PASSAGE GIVEN:
Basic -- Sample Mean and Sample Variance.

This topic will introduce two essential statistics, sample mean $\bar{x} = \frac{1}{N}\sum_{i = 1}^N x_i$ and sample variance $s_x = \frac{1}{N - 1}\sum_{i = 1}^N (x_i - \bar{x})^2$ for a dataset with a large number $N$ of observations $\{x_1, x_2, \ldots, x_N\}$. The data are stored in a standard vector, matrix, or data.frame format in R, and are distributed in several processors. i.e. Each processor owns a part of dataset. The direct benefit of this approach is one don't need to worry about the memory, length, or dimension limitations such as $2^{31} - 1$ in R.

Tricks:

By default, R uses double for most of the variables.
length(...) returns an integer in R.
as.double(...) makes a copy for the input object, so it is not good for big object.

STORED DATA:
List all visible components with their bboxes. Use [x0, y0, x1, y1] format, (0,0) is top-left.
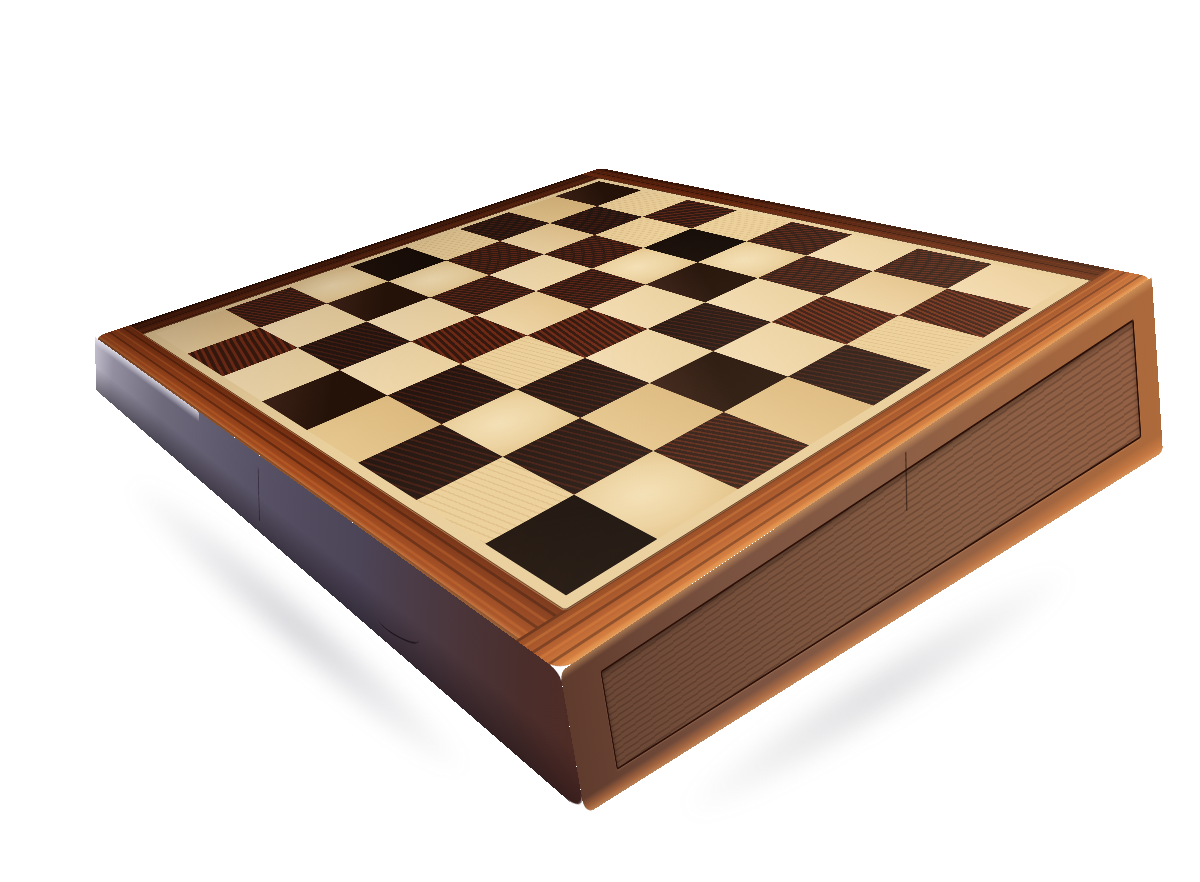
left-side-scratch	[374, 609, 422, 650]
left-side-seam	[258, 468, 260, 522]
chess-board-box-photo	[0, 0, 1200, 882]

AIM:
Answer these from the text on sample mean and sample variance:
1. What value does the text give as an example of a length or dimension limit in R?
2. What type does R use by default for most variables?
3. Why is as.double(...) not good for a big object?

REPLY TO THE TASK:
1. $2^{31} - 1$
2. Double
3. It makes a copy of the input object.